▶ _What is needed_
Below is a listing to write out in full, exactly as given, without its pictures.

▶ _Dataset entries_
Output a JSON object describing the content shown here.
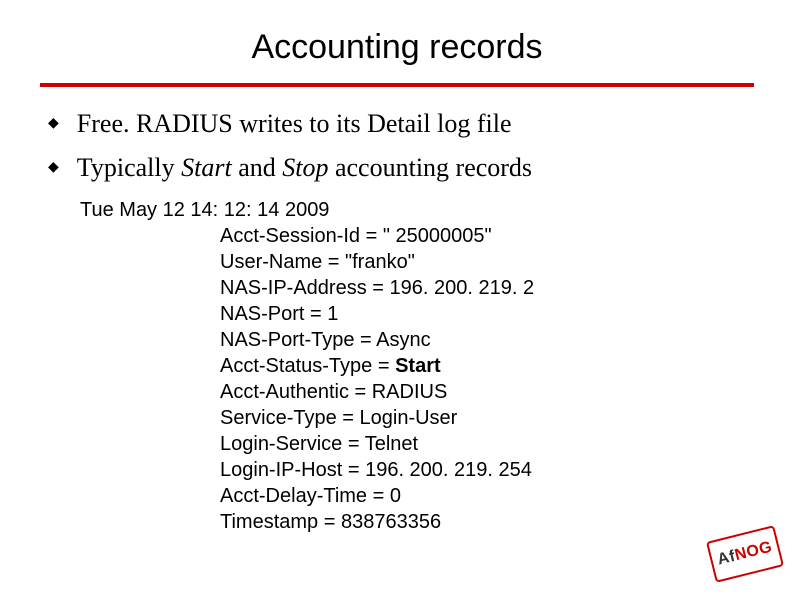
{
  "title": "Accounting records",
  "bullets": [
    {
      "text": "Free. RADIUS writes to its Detail log file"
    }
  ],
  "bullet2": {
    "pre": "Typically ",
    "start": "Start",
    "mid": " and ",
    "stop": "Stop",
    "post": " accounting records"
  },
  "record": {
    "header": "Tue May 12 14: 12: 14 2009",
    "lines": [
      "Acct-Session-Id = \" 25000005\"",
      "User-Name = \"franko\"",
      "NAS-IP-Address = 196. 200. 219. 2",
      "NAS-Port = 1",
      "NAS-Port-Type = Async"
    ],
    "status_prefix": "Acct-Status-Type = ",
    "status_value": "Start",
    "lines2": [
      "Acct-Authentic = RADIUS",
      "Service-Type = Login-User",
      "Login-Service = Telnet",
      "Login-IP-Host = 196. 200. 219. 254",
      "Acct-Delay-Time = 0",
      "Timestamp = 838763356"
    ]
  },
  "stamp": {
    "af": "Af",
    "nog": "NOG"
  }
}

▶ _Final result_
Output a JSON object describing the content shown here.
{
  "title": "Accounting records",
  "bullets": [
    {
      "text": "Free. RADIUS writes to its Detail log file"
    }
  ],
  "bullet2": {
    "pre": "Typically ",
    "start": "Start",
    "mid": " and ",
    "stop": "Stop",
    "post": " accounting records"
  },
  "record": {
    "header": "Tue May 12 14: 12: 14 2009",
    "lines": [
      "Acct-Session-Id = \" 25000005\"",
      "User-Name = \"franko\"",
      "NAS-IP-Address = 196. 200. 219. 2",
      "NAS-Port = 1",
      "NAS-Port-Type = Async"
    ],
    "status_prefix": "Acct-Status-Type = ",
    "status_value": "Start",
    "lines2": [
      "Acct-Authentic = RADIUS",
      "Service-Type = Login-User",
      "Login-Service = Telnet",
      "Login-IP-Host = 196. 200. 219. 254",
      "Acct-Delay-Time = 0",
      "Timestamp = 838763356"
    ]
  },
  "stamp": {
    "af": "Af",
    "nog": "NOG"
  }
}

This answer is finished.